The entries below should be output exactly as written.

────

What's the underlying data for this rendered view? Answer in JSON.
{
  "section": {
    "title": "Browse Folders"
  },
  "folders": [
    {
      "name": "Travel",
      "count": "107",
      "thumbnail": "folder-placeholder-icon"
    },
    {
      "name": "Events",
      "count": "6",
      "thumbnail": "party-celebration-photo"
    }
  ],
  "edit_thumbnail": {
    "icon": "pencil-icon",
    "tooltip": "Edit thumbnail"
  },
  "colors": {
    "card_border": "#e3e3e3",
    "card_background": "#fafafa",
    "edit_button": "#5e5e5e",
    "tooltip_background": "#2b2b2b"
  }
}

────

> **Task solution**
What's the underlying data for this rendered view? Answer in JSON.
{
  "section": {
    "title": "Browse Folders"
  },
  "folders": [
    {
      "name": "Travel",
      "count": "107",
      "thumbnail": "folder-placeholder-icon"
    },
    {
      "name": "Events",
      "count": "6",
      "thumbnail": "party-celebration-photo"
    }
  ],
  "edit_thumbnail": {
    "icon": "pencil-icon",
    "tooltip": "Edit thumbnail"
  },
  "colors": {
    "card_border": "#e3e3e3",
    "card_background": "#fafafa",
    "edit_button": "#5e5e5e",
    "tooltip_background": "#2b2b2b"
  }
}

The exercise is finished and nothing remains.